### What is needed
Pull out all lines from the listing below in which the word "value" appears.

### Input data
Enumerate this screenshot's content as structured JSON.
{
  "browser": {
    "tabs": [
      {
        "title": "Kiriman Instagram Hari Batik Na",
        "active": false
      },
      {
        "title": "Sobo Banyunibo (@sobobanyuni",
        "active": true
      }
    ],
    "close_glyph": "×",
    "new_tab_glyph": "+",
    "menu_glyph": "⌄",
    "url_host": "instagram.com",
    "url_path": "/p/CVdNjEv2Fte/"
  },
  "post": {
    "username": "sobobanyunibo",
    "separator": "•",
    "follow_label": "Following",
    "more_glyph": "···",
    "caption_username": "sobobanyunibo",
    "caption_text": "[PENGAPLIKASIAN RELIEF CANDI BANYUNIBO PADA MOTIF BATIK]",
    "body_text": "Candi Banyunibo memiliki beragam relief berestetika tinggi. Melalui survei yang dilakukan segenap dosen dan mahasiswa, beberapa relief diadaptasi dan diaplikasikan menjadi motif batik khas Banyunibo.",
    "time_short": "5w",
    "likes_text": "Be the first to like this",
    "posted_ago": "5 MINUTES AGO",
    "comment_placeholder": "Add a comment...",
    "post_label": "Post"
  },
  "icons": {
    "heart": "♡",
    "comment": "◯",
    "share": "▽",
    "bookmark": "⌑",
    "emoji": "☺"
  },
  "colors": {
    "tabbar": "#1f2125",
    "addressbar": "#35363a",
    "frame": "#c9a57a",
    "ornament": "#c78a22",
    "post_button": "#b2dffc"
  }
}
* * *
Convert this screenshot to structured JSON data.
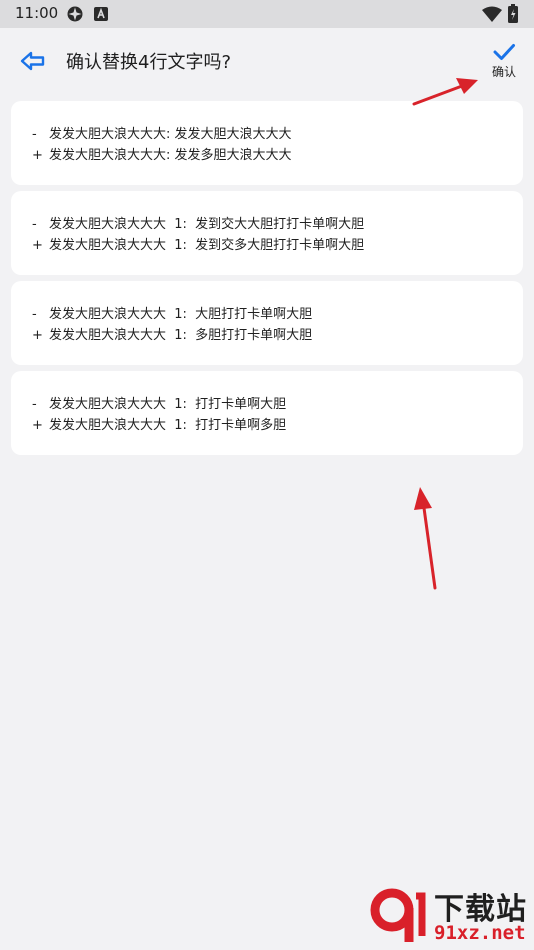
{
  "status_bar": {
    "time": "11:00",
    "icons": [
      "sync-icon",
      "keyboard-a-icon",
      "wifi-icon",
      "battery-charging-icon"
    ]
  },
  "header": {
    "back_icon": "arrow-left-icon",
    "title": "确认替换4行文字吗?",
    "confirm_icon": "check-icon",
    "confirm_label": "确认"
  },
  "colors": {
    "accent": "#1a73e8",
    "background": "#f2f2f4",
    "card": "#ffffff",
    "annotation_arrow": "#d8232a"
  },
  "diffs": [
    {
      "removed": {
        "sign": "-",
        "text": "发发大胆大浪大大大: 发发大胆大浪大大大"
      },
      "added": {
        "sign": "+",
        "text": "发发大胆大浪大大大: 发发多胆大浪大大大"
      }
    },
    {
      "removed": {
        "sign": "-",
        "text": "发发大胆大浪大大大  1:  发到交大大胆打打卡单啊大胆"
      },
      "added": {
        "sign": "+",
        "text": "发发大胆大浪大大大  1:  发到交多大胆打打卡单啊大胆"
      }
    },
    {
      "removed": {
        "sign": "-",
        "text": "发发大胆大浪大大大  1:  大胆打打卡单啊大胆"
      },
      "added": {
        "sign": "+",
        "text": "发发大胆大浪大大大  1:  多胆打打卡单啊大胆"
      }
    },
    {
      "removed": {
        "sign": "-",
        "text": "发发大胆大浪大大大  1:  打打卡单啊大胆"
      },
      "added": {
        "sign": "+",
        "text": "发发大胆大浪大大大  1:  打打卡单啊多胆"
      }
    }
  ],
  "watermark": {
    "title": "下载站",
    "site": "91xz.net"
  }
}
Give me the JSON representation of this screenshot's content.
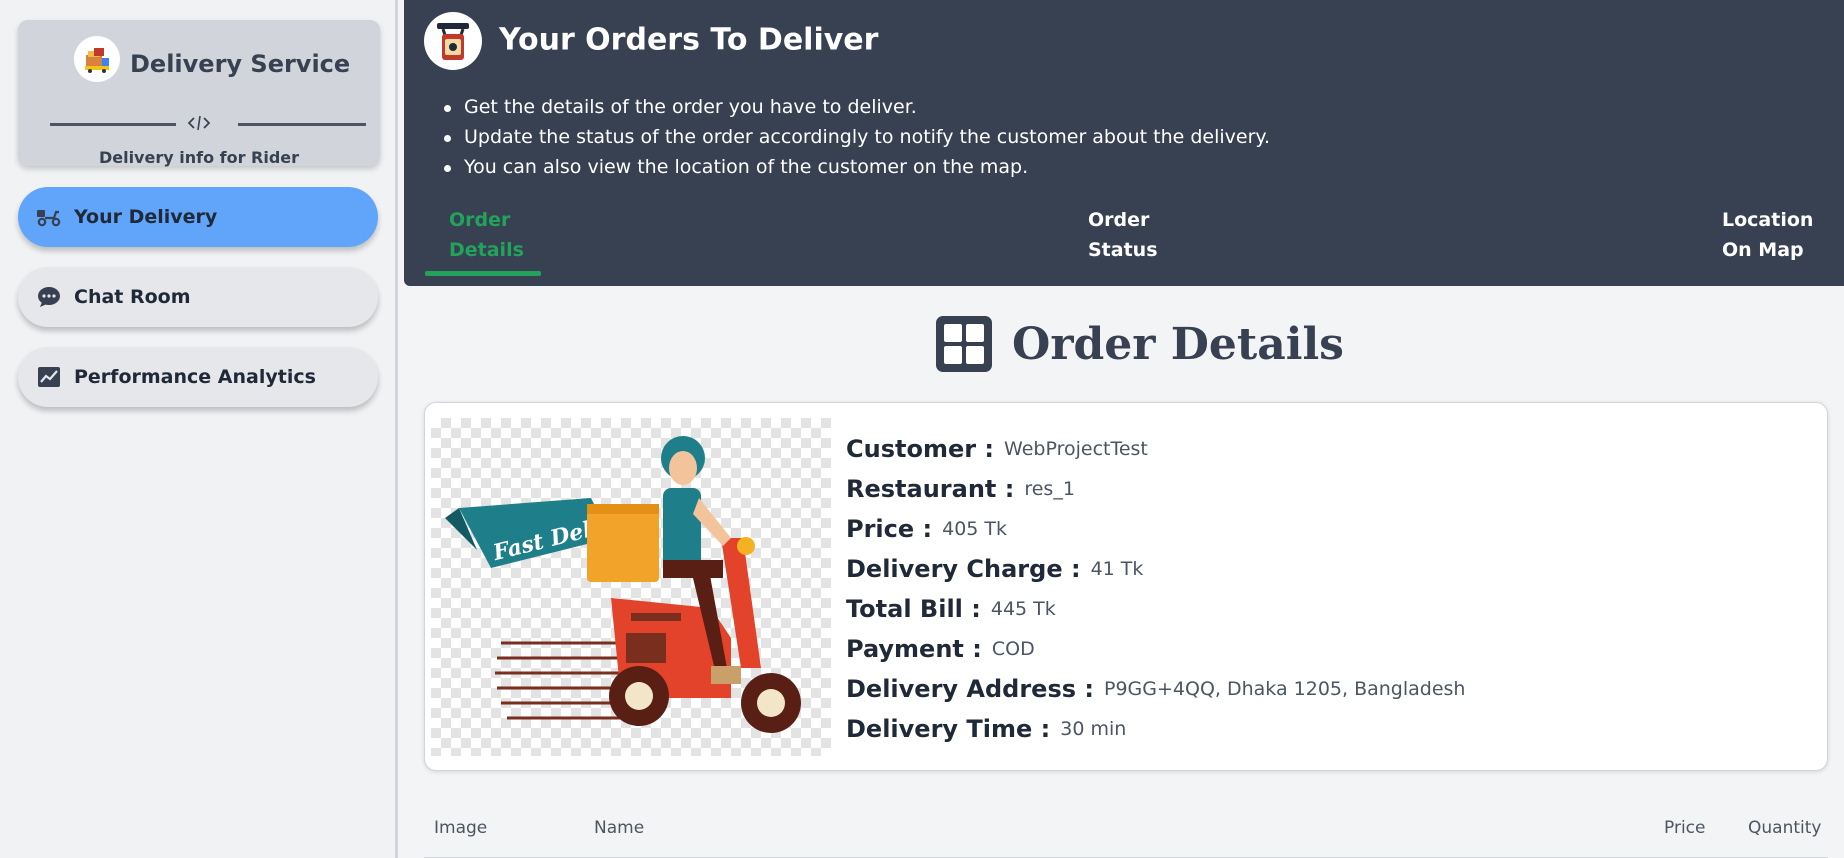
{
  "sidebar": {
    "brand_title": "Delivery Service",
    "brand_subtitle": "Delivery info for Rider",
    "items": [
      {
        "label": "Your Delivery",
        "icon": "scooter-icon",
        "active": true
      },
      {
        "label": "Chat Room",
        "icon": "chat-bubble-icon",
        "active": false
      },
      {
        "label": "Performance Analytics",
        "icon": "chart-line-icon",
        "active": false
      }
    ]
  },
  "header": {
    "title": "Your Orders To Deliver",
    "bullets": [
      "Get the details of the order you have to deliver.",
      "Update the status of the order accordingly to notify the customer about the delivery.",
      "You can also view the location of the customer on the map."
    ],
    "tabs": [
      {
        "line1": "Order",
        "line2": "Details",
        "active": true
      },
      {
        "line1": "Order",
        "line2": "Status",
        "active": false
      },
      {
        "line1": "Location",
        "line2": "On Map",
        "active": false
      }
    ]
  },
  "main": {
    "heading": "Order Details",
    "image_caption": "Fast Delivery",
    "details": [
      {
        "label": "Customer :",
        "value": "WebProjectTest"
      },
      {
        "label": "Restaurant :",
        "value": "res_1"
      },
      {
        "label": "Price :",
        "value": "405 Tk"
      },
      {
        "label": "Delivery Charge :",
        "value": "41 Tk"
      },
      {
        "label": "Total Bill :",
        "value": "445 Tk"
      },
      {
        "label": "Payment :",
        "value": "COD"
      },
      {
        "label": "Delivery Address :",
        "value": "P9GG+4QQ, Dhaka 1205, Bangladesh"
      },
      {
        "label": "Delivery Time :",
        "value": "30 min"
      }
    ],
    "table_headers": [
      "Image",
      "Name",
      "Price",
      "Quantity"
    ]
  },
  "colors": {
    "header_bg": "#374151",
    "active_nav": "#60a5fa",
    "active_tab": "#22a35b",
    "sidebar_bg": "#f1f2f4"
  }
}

### Solution to this problem
        "value": "WebProjectTest"
        "value": "res_1"
        "value": "405 Tk"
        "value": "41 Tk"
        "value": "445 Tk"
        "value": "COD"
        "value": "P9GG+4QQ, Dhaka 1205, Bangladesh"
        "value": "30 min"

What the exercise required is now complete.